### TASK STATEMENT
In this exercise, return the whole listing exactly, excluding any images.

### GIVEN DATA

◇ ◇ ◇

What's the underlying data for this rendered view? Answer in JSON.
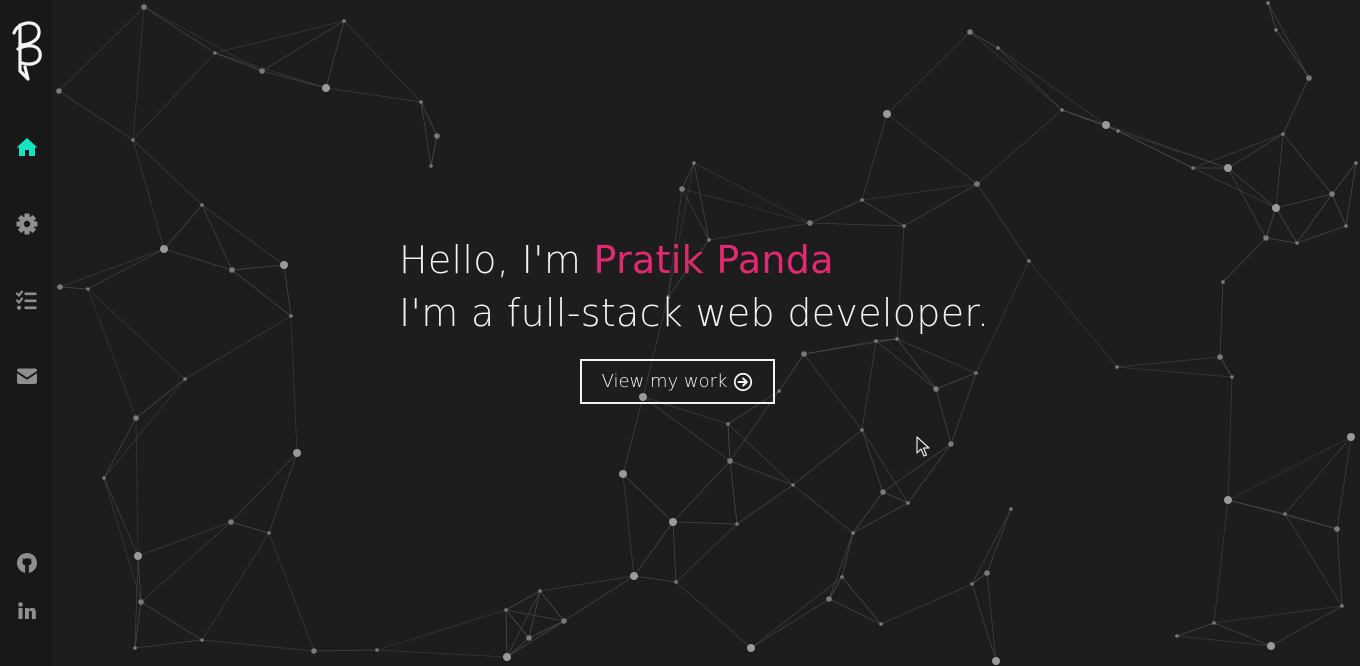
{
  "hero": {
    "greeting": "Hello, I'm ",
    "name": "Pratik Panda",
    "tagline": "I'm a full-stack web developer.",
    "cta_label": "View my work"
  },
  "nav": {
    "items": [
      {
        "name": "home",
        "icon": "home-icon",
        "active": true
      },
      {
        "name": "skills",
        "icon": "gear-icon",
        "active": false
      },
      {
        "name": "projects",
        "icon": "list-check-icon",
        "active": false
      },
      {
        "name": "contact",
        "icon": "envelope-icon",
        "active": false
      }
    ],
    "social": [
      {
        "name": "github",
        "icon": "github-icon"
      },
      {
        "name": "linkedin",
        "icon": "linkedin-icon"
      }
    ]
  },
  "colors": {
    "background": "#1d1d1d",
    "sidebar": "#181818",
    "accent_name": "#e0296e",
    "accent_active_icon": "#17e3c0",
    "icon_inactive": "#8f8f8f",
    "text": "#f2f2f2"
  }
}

◇ ◇ ◇

### OUTPUT FOR THIS TASK
What's the underlying data for this rendered view? Answer in JSON.
{
  "hero": {
    "greeting": "Hello, I'm ",
    "name": "Pratik Panda",
    "tagline": "I'm a full-stack web developer.",
    "cta_label": "View my work"
  },
  "nav": {
    "items": [
      {
        "name": "home",
        "icon": "home-icon",
        "active": true
      },
      {
        "name": "skills",
        "icon": "gear-icon",
        "active": false
      },
      {
        "name": "projects",
        "icon": "list-check-icon",
        "active": false
      },
      {
        "name": "contact",
        "icon": "envelope-icon",
        "active": false
      }
    ],
    "social": [
      {
        "name": "github",
        "icon": "github-icon"
      },
      {
        "name": "linkedin",
        "icon": "linkedin-icon"
      }
    ]
  },
  "colors": {
    "background": "#1d1d1d",
    "sidebar": "#181818",
    "accent_name": "#e0296e",
    "accent_active_icon": "#17e3c0",
    "icon_inactive": "#8f8f8f",
    "text": "#f2f2f2"
  }
}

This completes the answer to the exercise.